* TASK GOAL
List each line of the data that holds the word "source".

====

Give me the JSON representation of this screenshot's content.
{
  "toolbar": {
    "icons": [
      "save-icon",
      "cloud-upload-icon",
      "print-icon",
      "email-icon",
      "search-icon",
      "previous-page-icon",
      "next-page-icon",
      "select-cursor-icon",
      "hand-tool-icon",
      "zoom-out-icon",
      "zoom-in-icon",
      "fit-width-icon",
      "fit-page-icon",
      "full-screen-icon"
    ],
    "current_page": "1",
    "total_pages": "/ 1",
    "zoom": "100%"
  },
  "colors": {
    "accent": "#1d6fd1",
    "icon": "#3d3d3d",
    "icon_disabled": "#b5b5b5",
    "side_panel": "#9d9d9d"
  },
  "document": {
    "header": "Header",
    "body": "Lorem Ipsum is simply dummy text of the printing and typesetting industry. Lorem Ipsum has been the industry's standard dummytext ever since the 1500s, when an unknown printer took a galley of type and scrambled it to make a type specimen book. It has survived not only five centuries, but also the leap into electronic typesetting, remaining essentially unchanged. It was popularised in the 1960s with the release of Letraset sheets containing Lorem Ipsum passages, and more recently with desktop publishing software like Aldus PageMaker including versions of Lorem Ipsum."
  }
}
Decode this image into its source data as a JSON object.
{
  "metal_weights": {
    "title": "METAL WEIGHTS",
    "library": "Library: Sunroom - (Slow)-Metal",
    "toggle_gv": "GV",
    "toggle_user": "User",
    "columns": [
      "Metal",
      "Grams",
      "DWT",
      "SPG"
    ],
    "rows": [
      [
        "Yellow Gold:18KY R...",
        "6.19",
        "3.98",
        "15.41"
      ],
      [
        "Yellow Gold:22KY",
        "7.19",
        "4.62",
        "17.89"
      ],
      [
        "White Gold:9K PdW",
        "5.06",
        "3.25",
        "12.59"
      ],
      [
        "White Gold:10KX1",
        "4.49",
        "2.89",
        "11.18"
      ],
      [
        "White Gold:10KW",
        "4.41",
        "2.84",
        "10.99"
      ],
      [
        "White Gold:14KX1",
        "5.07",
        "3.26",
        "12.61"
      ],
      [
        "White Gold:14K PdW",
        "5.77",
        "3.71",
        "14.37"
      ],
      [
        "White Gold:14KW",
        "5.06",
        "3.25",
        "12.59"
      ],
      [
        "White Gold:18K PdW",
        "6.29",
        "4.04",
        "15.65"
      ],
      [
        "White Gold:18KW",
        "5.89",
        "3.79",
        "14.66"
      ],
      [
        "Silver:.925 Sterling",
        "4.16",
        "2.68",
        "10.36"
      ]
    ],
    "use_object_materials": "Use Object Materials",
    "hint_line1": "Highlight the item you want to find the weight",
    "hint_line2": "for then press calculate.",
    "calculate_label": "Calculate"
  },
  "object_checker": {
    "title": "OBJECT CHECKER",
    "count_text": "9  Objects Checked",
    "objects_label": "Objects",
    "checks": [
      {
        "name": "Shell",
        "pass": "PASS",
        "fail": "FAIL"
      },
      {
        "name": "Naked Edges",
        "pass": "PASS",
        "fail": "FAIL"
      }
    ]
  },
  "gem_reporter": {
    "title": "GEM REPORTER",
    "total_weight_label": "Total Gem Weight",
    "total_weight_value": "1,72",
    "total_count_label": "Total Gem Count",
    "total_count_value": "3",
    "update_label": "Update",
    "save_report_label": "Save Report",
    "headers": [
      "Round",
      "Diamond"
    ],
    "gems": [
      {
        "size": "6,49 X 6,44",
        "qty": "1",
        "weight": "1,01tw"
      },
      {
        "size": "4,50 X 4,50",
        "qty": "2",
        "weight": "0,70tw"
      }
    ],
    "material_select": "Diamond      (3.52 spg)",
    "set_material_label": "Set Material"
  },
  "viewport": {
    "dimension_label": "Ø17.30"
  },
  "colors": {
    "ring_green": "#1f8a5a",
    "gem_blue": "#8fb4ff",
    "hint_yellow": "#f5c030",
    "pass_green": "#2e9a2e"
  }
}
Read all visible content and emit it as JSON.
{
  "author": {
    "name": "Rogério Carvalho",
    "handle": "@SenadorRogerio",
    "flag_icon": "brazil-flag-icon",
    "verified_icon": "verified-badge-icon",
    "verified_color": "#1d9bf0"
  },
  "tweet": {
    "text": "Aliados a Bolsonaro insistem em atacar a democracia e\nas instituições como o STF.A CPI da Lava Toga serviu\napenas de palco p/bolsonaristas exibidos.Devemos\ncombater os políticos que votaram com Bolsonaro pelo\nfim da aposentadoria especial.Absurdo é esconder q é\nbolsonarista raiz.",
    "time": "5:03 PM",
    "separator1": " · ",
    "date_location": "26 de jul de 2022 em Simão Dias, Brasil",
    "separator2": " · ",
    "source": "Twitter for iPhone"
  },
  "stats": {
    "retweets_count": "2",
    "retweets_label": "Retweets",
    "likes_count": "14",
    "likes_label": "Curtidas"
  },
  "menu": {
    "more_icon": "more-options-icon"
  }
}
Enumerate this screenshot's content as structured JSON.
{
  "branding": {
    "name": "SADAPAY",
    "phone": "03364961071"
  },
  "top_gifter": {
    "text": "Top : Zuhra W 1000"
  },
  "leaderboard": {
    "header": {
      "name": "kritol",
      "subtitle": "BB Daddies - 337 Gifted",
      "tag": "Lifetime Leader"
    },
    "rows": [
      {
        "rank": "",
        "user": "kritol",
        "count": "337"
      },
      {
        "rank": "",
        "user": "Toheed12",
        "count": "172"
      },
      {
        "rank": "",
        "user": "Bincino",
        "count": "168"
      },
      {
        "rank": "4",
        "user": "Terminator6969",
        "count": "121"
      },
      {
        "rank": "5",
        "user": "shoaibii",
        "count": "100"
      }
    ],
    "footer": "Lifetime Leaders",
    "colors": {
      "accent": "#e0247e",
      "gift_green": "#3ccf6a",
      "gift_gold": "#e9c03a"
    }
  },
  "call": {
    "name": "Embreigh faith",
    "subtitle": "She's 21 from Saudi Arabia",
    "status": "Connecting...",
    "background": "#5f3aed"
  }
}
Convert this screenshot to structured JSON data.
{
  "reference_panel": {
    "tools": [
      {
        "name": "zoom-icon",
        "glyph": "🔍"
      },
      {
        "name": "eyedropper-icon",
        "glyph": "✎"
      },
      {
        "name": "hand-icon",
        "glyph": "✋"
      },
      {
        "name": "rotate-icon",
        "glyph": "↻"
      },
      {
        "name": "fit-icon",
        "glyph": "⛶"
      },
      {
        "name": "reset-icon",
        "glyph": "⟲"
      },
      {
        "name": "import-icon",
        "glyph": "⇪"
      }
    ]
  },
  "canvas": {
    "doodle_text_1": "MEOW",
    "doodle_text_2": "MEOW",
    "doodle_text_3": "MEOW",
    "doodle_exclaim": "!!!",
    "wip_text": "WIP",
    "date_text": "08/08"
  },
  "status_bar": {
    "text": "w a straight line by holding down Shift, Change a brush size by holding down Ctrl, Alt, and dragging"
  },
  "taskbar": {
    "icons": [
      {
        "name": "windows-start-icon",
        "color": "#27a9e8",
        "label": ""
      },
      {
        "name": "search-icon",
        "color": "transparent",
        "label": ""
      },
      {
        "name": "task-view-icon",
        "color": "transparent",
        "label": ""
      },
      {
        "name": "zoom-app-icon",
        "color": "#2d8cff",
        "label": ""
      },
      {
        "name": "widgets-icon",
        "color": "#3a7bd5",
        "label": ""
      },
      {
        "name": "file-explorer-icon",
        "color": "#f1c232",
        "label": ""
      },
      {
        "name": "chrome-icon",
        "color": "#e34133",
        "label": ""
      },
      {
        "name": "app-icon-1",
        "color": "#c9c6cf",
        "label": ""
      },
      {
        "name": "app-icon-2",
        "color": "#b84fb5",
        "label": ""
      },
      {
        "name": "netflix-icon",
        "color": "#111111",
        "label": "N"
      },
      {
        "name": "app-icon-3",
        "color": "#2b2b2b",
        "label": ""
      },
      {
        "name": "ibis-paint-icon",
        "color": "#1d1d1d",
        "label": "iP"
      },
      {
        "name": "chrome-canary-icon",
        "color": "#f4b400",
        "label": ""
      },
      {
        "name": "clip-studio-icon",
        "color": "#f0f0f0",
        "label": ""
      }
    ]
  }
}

====

* RESULT
Decode this image into its source data as a JSON object.
    "source": "Twitter for iPhone"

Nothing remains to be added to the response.